Problem to solve: Copy each line exactly. Drop every picture.

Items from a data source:
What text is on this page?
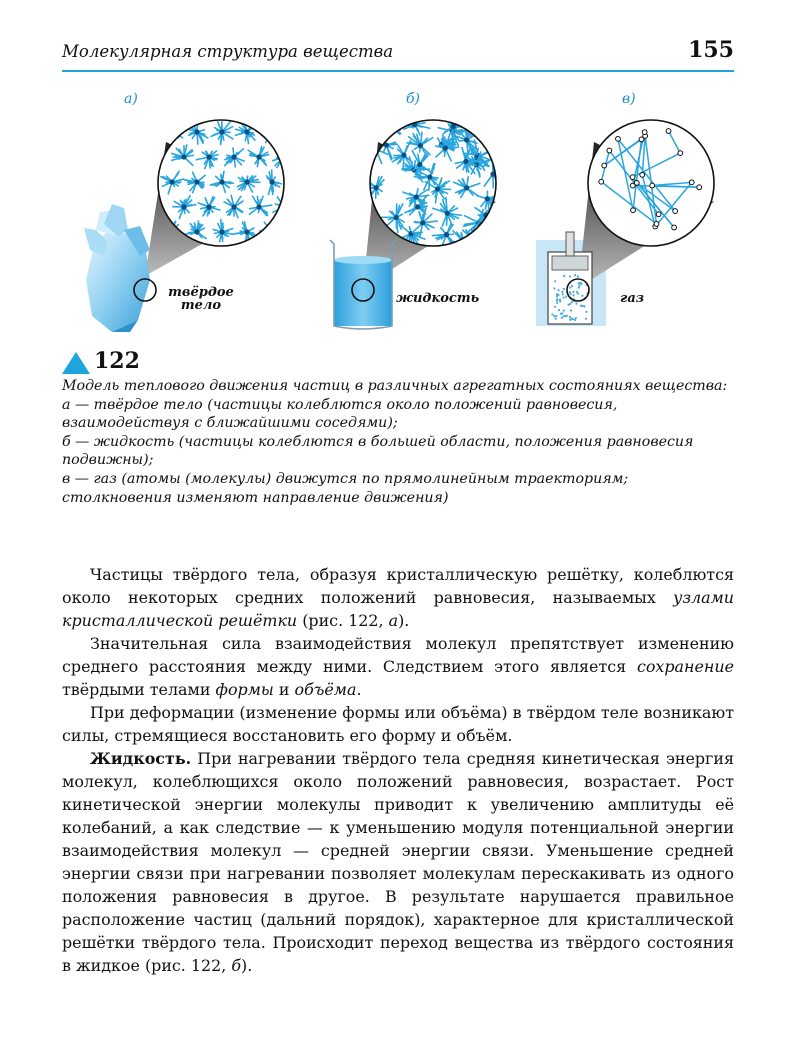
Молекулярная структура вещества	155
а)	б)	в)
твёрдое
тело	жидкость	газ
122

Модель теплового движения частиц в различных агрегатных состояниях вещества:

а — твёрдое тело (частицы колеблются около положений равновесия, взаимодействуя с ближайшими соседями);

б — жидкость (частицы колеблются в большей области, положения равновесия подвижны);

в — газ (атомы (молекулы) движутся по прямолинейным траекториям; столкновения изменяют направление движения)

Частицы твёрдого тела, образуя кристаллическую решётку, колеблются около некоторых средних положений равновесия, называемых узлами кристаллической решётки (рис. 122, а).

Значительная сила взаимодействия молекул препятствует изменению среднего расстояния между ними. Следствием этого является сохранение твёрдыми телами формы и объёма.

При деформации (изменение формы или объёма) в твёрдом теле возникают силы, стремящиеся восстановить его форму и объём.

Жидкость. При нагревании твёрдого тела средняя кинетическая энергия молекул, колеблющихся около положений равновесия, возрастает. Рост кинетической энергии молекулы приводит к увеличению амплитуды её колебаний, а как следствие — к уменьшению модуля потенциальной энергии взаимодействия молекул — средней энергии связи. Уменьшение средней энергии связи при нагревании позволяет молекулам перескакивать из одного положения равновесия в другое. В результате нарушается правильное расположение частиц (дальний порядок), характерное для кристаллической решётки твёрдого тела. Происходит переход вещества из твёрдого состояния в жидкое (рис. 122, б).
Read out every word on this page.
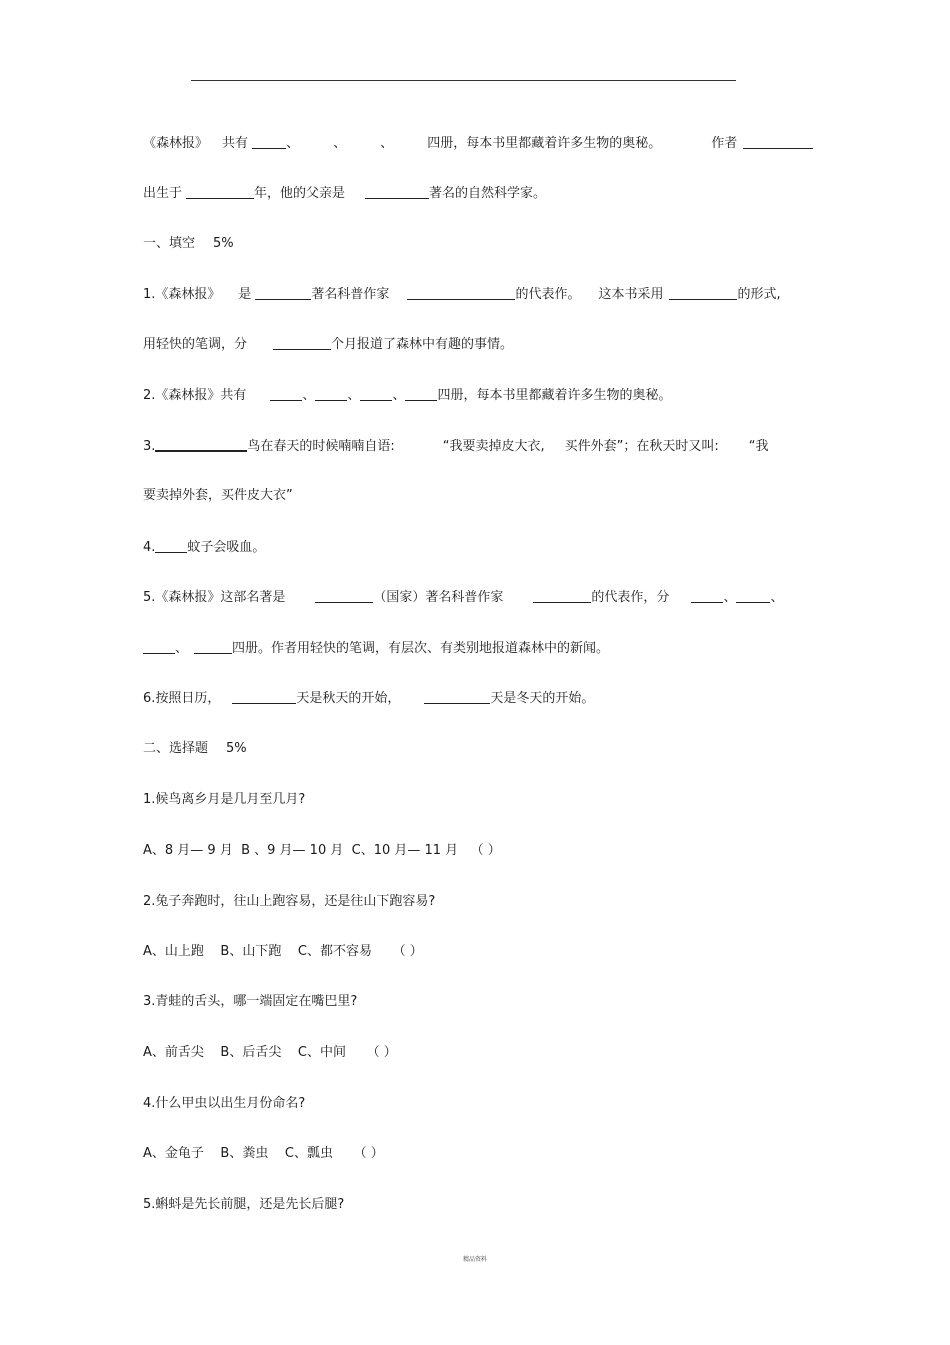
《森林报》 共有	、	、	、	四册，每本书里都藏着许多生物的奥秘。	作者
出生于	年，他的父亲是	著名的自然科学家。
一、填空 5%
1.《森林报》 是	著名科普作家	的代表作。 这本书采用	的形式,
用轻快的笔调，分	个月报道了森林中有趣的事情。
2.《森林报》共有	、 、 、 四册，每本书里都藏着许多生物的奥秘。
3.	鸟在春天的时候喃喃自语:	“我要卖掉皮大衣, 买件外套”；在秋天时又叫: “我
要卖掉外套，买件皮大衣”
4. 蚊子会吸血。
5.《森林报》这部名著是	（国家）著名科普作家	的代表作，分	、	、
、	四册。作者用轻快的笔调，有层次、有类别地报道森林中的新闻。
6.按照日历，	天是秋天的开始，	天是冬天的开始。
二、选择题 5%
1.候鸟离乡月是几月至几月?
A、8 月— 9 月  B 、9 月— 10 月  C、10 月— 11 月   （ ）
2.兔子奔跑时，往山上跑容易，还是往山下跑容易?
A、山上跑    B、山下跑    C、都不容易     （ ）
3.青蛙的舌头，哪一端固定在嘴巴里?
A、前舌尖    B、后舌尖    C、中间     （ ）
4.什么甲虫以出生月份命名?
A、金龟子    B、粪虫    C、瓢虫     （ ）
5.蝌蚪是先长前腿，还是先长后腿?
精品资料
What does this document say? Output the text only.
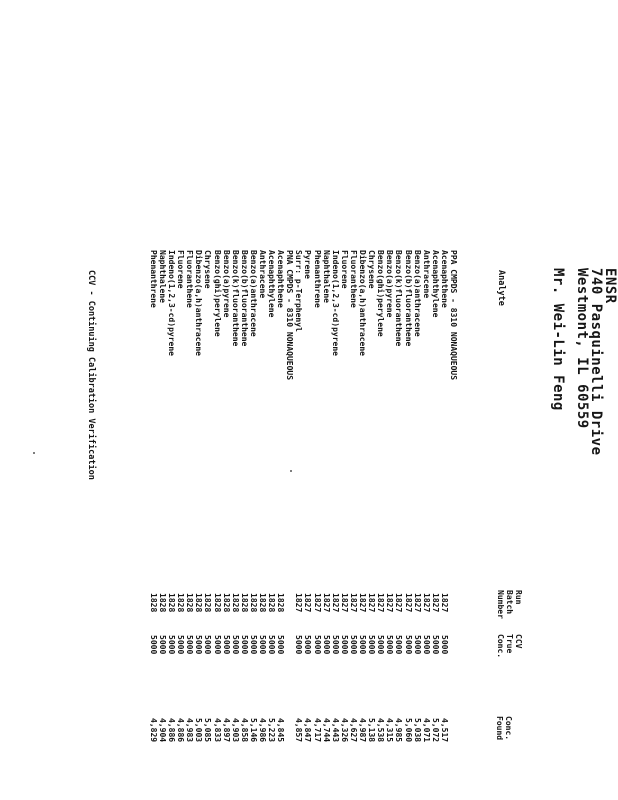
ENSR
740 Pasquinelli Drive
Westmont, IL 60559
Mr. Wei-Lin Feng
Analyte
Run
Batch
Number
CCV
True
Conc.
Conc.
Found
PPA CMPDS - 8310 NONAQUEOUS
Acenaphthene
1827
5000
4,517
Acenaphthylene
1827
5000
5,072
Anthracene
1827
5000
4,071
Benzo(a)anthracene
1827
5000
5,038
Benzo(b)fluoranthene
1827
5000
5,060
Benzo(k)fluoranthene
1827
5000
4,985
Benzo(a)pyrene
1827
5000
4,315
Benzo(ghi)perylene
1827
5000
4,538
Chrysene
1827
5000
5,138
Dibenzo(a,h)anthracene
1827
5000
4,987
Fluoranthene
1827
5000
4,627
Fluorene
1827
5000
4,326
Indeno(1,2,3-cd)pyrene
1827
5000
4,443
Naphthalene
1827
5000
4,744
Phenanthrene
1827
5000
4,717
Pyrene
1827
5000
4,847
Surr: p-Terphenyl
1827
5000
4,857
PNA CMPDS - 8310 NONAQUEOUS
Acenaphthene
1828
5000
4,845
Acenaphthylene
1828
5000
5,223
Anthracene
1828
5000
4,986
Benzo(a)anthracene
1828
5000
5,146
Benzo(b)fluoranthene
1828
5000
4,858
Benzo(k)fluoranthene
1828
5000
4,903
Benzo(a)pyrene
1828
5000
4,897
Benzo(ghi)perylene
1828
5000
4,833
Chrysene
1828
5000
5,085
Dibenzo(a,h)anthracene
1828
5000
5,003
Fluoranthene
1828
5000
4,983
Fluorene
1828
5000
4,886
Indeno(1,2,3-cd)pyrene
1828
5000
4,886
Naphthalene
1828
5000
4,904
Phenanthrene
1828
5000
4,829
CCV - Continuing Calibration Verification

Exercise result:
What text is on this page?
Молекулярная структура вещества	155
а)	б)	в)
твёрдое
тело	жидкость	газ
122

Модель теплового движения частиц в различных агрегатных состояниях вещества:

а — твёрдое тело (частицы колеблются около положений равновесия, взаимодействуя с ближайшими соседями);

б — жидкость (частицы колеблются в большей области, положения равновесия подвижны);

в — газ (атомы (молекулы) движутся по прямолинейным траекториям; столкновения изменяют направление движения)

Частицы твёрдого тела, образуя кристаллическую решётку, колеблются около некоторых средних положений равновесия, называемых узлами кристаллической решётки (рис. 122, а).

Значительная сила взаимодействия молекул препятствует изменению среднего расстояния между ними. Следствием этого является сохранение твёрдыми телами формы и объёма.

При деформации (изменение формы или объёма) в твёрдом теле возникают силы, стремящиеся восстановить его форму и объём.

Жидкость. При нагревании твёрдого тела средняя кинетическая энергия молекул, колеблющихся около положений равновесия, возрастает. Рост кинетической энергии молекулы приводит к увеличению амплитуды её колебаний, а как следствие — к уменьшению модуля потенциальной энергии взаимодействия молекул — средней энергии связи. Уменьшение средней энергии связи при нагревании позволяет молекулам перескакивать из одного положения равновесия в другое. В результате нарушается правильное расположение частиц (дальний порядок), характерное для кристаллической решётки твёрдого тела. Происходит переход вещества из твёрдого состояния в жидкое (рис. 122, б).
Read out every word on this page.
《森林报》 共有	、	、	、	四册，每本书里都藏着许多生物的奥秘。	作者
出生于	年，他的父亲是	著名的自然科学家。
一、填空 5%
1.《森林报》 是	著名科普作家	的代表作。 这本书采用	的形式,
用轻快的笔调，分	个月报道了森林中有趣的事情。
2.《森林报》共有	、 、 、 四册，每本书里都藏着许多生物的奥秘。
3.	鸟在春天的时候喃喃自语:	“我要卖掉皮大衣, 买件外套”；在秋天时又叫: “我
要卖掉外套，买件皮大衣”
4. 蚊子会吸血。
5.《森林报》这部名著是	（国家）著名科普作家	的代表作，分	、	、
、	四册。作者用轻快的笔调，有层次、有类别地报道森林中的新闻。
6.按照日历，	天是秋天的开始，	天是冬天的开始。
二、选择题 5%
1.候鸟离乡月是几月至几月?
A、8 月— 9 月  B 、9 月— 10 月  C、10 月— 11 月   （ ）
2.兔子奔跑时，往山上跑容易，还是往山下跑容易?
A、山上跑    B、山下跑    C、都不容易     （ ）
3.青蛙的舌头，哪一端固定在嘴巴里?
A、前舌尖    B、后舌尖    C、中间     （ ）
4.什么甲虫以出生月份命名?
A、金龟子    B、粪虫    C、瓢虫     （ ）
5.蝌蚪是先长前腿，还是先长后腿?
精品资料
What does this document say? Output the text only.
ENSR
740 Pasquinelli Drive
Westmont, IL 60559
Mr. Wei-Lin Feng
Analyte
Run
Batch
Number
CCV
True
Conc.
Conc.
Found
PPA CMPDS - 8310 NONAQUEOUS
Acenaphthene
1827
5000
4,517
Acenaphthylene
1827
5000
5,072
Anthracene
1827
5000
4,071
Benzo(a)anthracene
1827
5000
5,038
Benzo(b)fluoranthene
1827
5000
5,060
Benzo(k)fluoranthene
1827
5000
4,985
Benzo(a)pyrene
1827
5000
4,315
Benzo(ghi)perylene
1827
5000
4,538
Chrysene
1827
5000
5,138
Dibenzo(a,h)anthracene
1827
5000
4,987
Fluoranthene
1827
5000
4,627
Fluorene
1827
5000
4,326
Indeno(1,2,3-cd)pyrene
1827
5000
4,443
Naphthalene
1827
5000
4,744
Phenanthrene
1827
5000
4,717
Pyrene
1827
5000
4,847
Surr: p-Terphenyl
1827
5000
4,857
PNA CMPDS - 8310 NONAQUEOUS
Acenaphthene
1828
5000
4,845
Acenaphthylene
1828
5000
5,223
Anthracene
1828
5000
4,986
Benzo(a)anthracene
1828
5000
5,146
Benzo(b)fluoranthene
1828
5000
4,858
Benzo(k)fluoranthene
1828
5000
4,903
Benzo(a)pyrene
1828
5000
4,897
Benzo(ghi)perylene
1828
5000
4,833
Chrysene
1828
5000
5,085
Dibenzo(a,h)anthracene
1828
5000
5,003
Fluoranthene
1828
5000
4,983
Fluorene
1828
5000
4,886
Indeno(1,2,3-cd)pyrene
1828
5000
4,886
Naphthalene
1828
5000
4,904
Phenanthrene
1828
5000
4,829
CCV - Continuing Calibration Verification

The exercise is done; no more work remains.